**GOAL:** All the data should be repeated exactly. Any image in it is left out.

**SUPPLIED ENTRIES:**
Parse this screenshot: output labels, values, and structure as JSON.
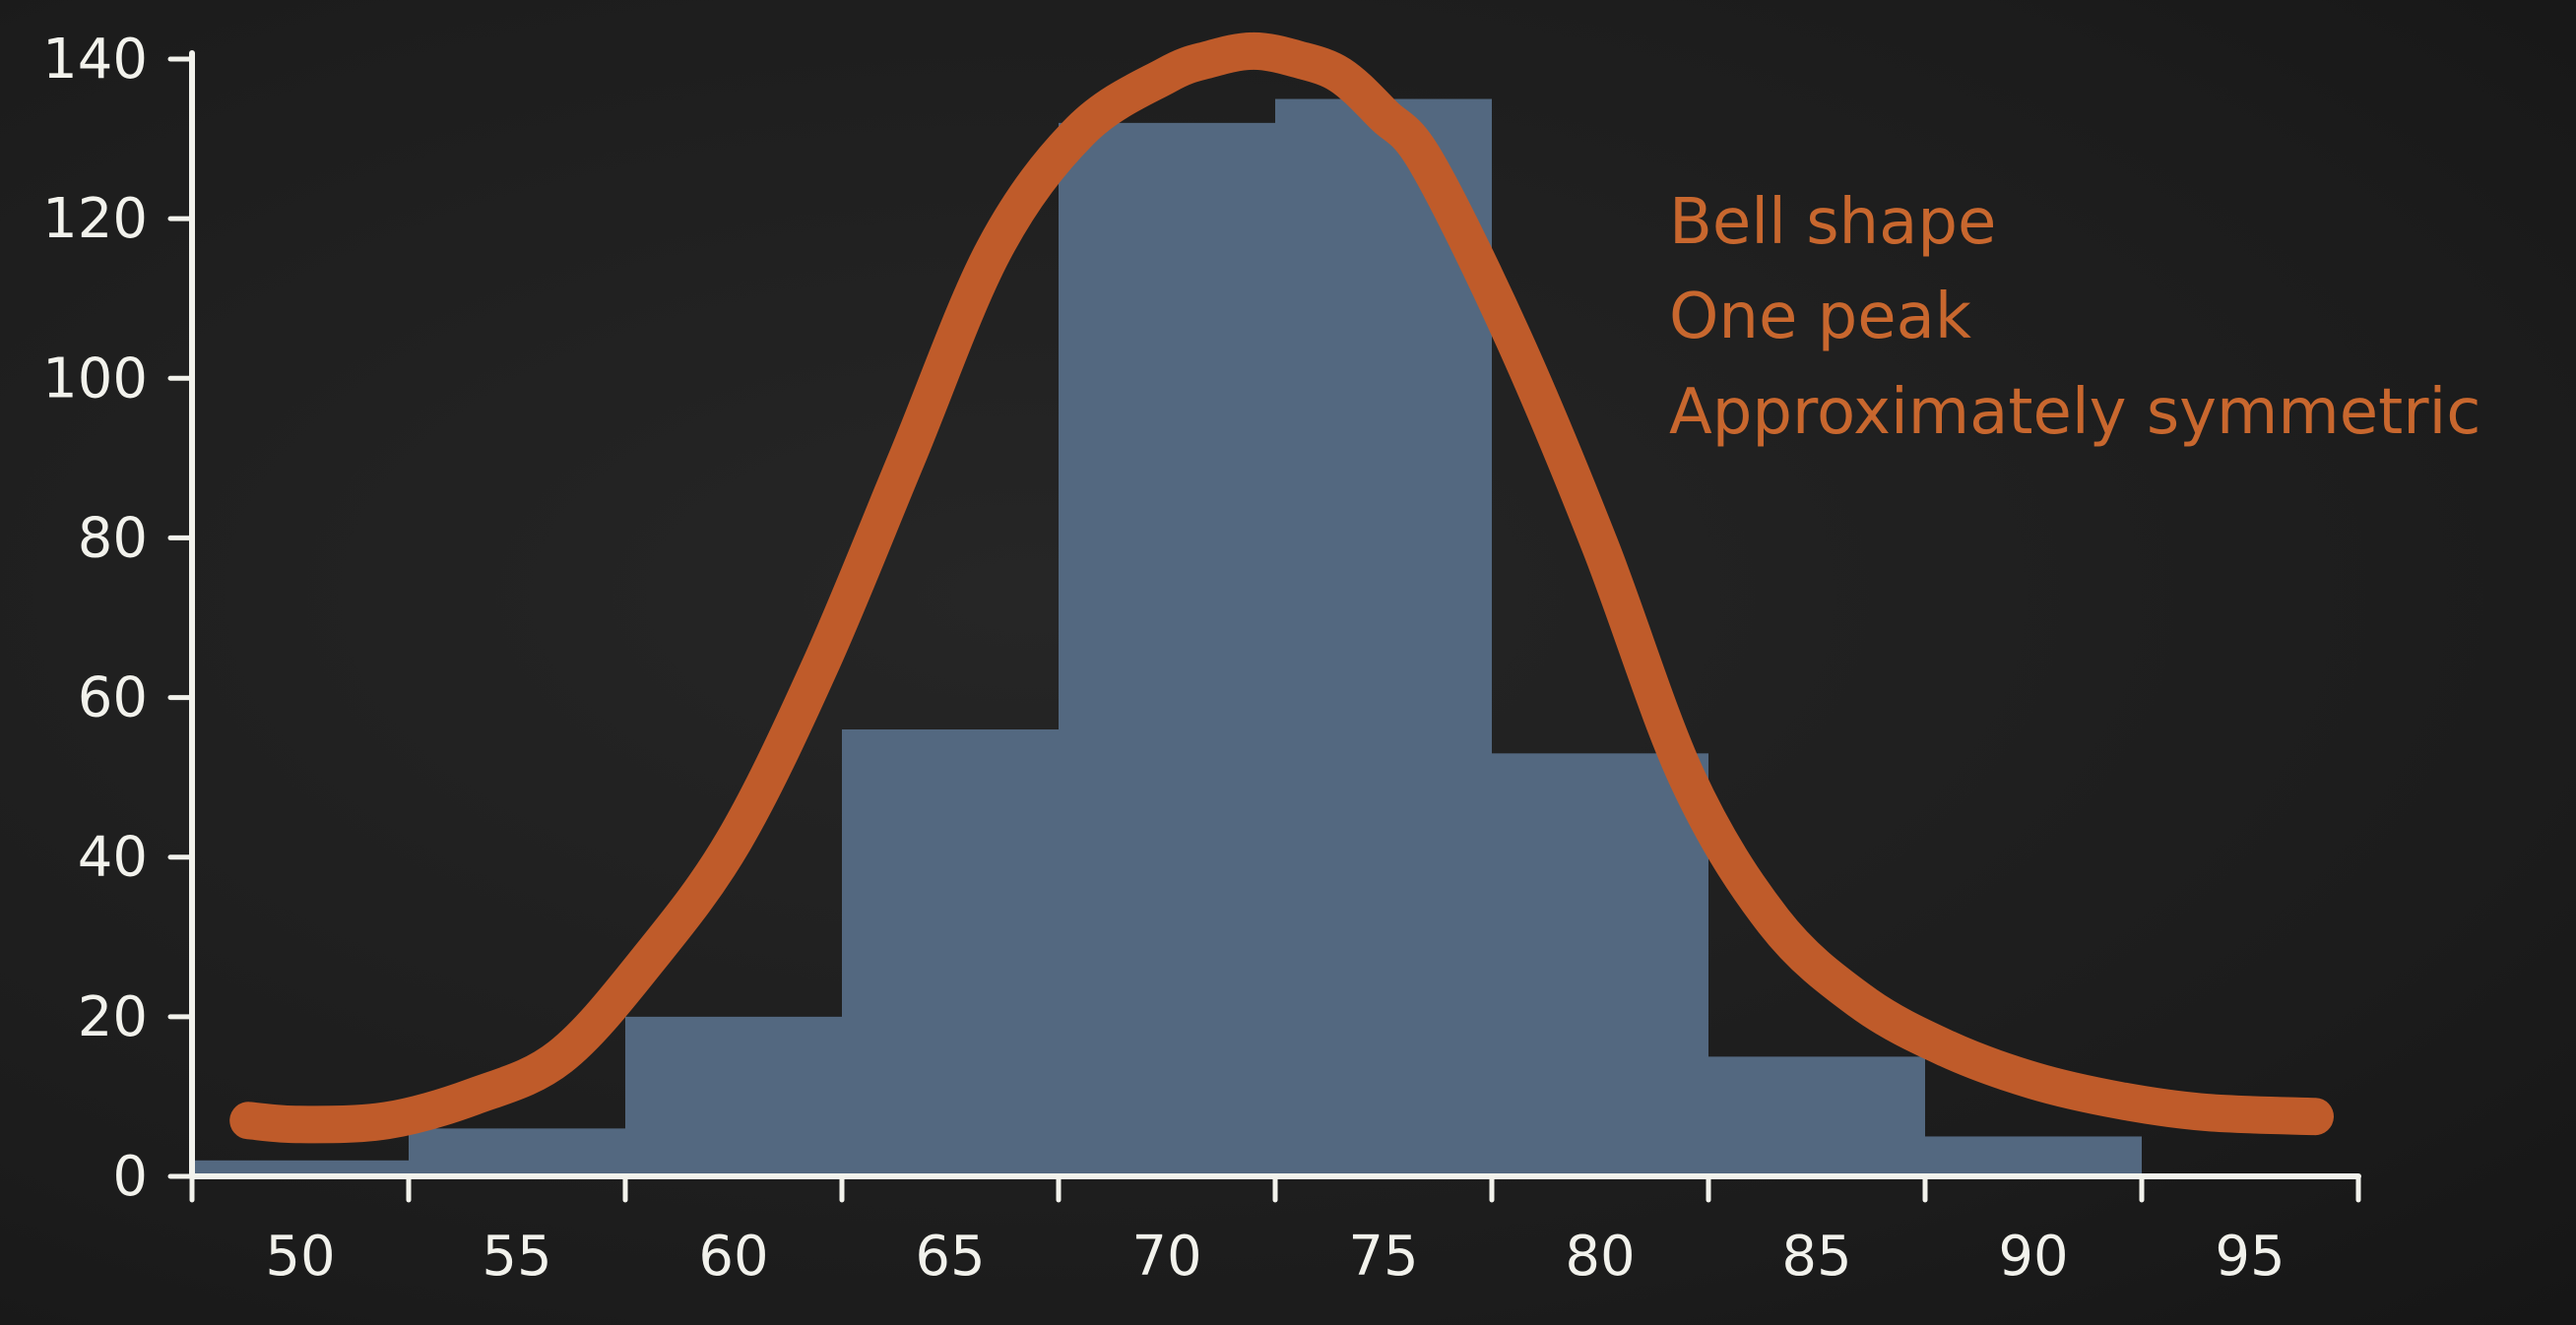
{
  "chart_data": {
    "type": "bar",
    "subtype": "histogram",
    "bin_edges": [
      47.5,
      52.5,
      57.5,
      62.5,
      67.5,
      72.5,
      77.5,
      82.5,
      87.5,
      92.5
    ],
    "x_ticks": [
      "50",
      "55",
      "60",
      "65",
      "70",
      "75",
      "80",
      "85",
      "90",
      "95"
    ],
    "x_tick_values": [
      50,
      55,
      60,
      65,
      70,
      75,
      80,
      85,
      90,
      95
    ],
    "values": [
      2,
      6,
      20,
      56,
      132,
      135,
      53,
      15,
      5
    ],
    "y_ticks": [
      "0",
      "20",
      "40",
      "60",
      "80",
      "100",
      "120",
      "140"
    ],
    "y_tick_values": [
      0,
      20,
      40,
      60,
      80,
      100,
      120,
      140
    ],
    "xlim": [
      47.5,
      97.5
    ],
    "ylim": [
      0,
      140
    ],
    "grid": false,
    "curve": {
      "type": "bell",
      "x": [
        48.8,
        50,
        52,
        54,
        56,
        58,
        60,
        62,
        64,
        66,
        68,
        70,
        71,
        72,
        73,
        74,
        75,
        76,
        78,
        80,
        82,
        84,
        86,
        88,
        90,
        92,
        94,
        96.5
      ],
      "y": [
        7,
        6.5,
        7,
        10,
        15,
        27,
        42,
        64,
        90,
        116,
        131,
        138,
        140,
        141,
        140,
        138,
        133,
        127,
        105,
        79,
        50,
        32,
        22,
        16,
        12,
        9.5,
        8,
        7.5
      ]
    },
    "annotations": [
      "Bell shape",
      "One peak",
      "Approximately symmetric"
    ],
    "colors": {
      "bars": "#536880",
      "curve": "#bf5b2a",
      "axes": "#f2f2ec",
      "annotation_text": "#c8672e",
      "background": "#1f1f1f"
    }
  }
}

**WRITTEN SOLUTION:**
Parse this screenshot: output labels, values, and structure as JSON.
{
  "chart_data": {
    "type": "bar",
    "subtype": "histogram",
    "bin_edges": [
      47.5,
      52.5,
      57.5,
      62.5,
      67.5,
      72.5,
      77.5,
      82.5,
      87.5,
      92.5
    ],
    "x_ticks": [
      "50",
      "55",
      "60",
      "65",
      "70",
      "75",
      "80",
      "85",
      "90",
      "95"
    ],
    "x_tick_values": [
      50,
      55,
      60,
      65,
      70,
      75,
      80,
      85,
      90,
      95
    ],
    "values": [
      2,
      6,
      20,
      56,
      132,
      135,
      53,
      15,
      5
    ],
    "y_ticks": [
      "0",
      "20",
      "40",
      "60",
      "80",
      "100",
      "120",
      "140"
    ],
    "y_tick_values": [
      0,
      20,
      40,
      60,
      80,
      100,
      120,
      140
    ],
    "xlim": [
      47.5,
      97.5
    ],
    "ylim": [
      0,
      140
    ],
    "grid": false,
    "curve": {
      "type": "bell",
      "x": [
        48.8,
        50,
        52,
        54,
        56,
        58,
        60,
        62,
        64,
        66,
        68,
        70,
        71,
        72,
        73,
        74,
        75,
        76,
        78,
        80,
        82,
        84,
        86,
        88,
        90,
        92,
        94,
        96.5
      ],
      "y": [
        7,
        6.5,
        7,
        10,
        15,
        27,
        42,
        64,
        90,
        116,
        131,
        138,
        140,
        141,
        140,
        138,
        133,
        127,
        105,
        79,
        50,
        32,
        22,
        16,
        12,
        9.5,
        8,
        7.5
      ]
    },
    "annotations": [
      "Bell shape",
      "One peak",
      "Approximately symmetric"
    ],
    "colors": {
      "bars": "#536880",
      "curve": "#bf5b2a",
      "axes": "#f2f2ec",
      "annotation_text": "#c8672e",
      "background": "#1f1f1f"
    }
  }
}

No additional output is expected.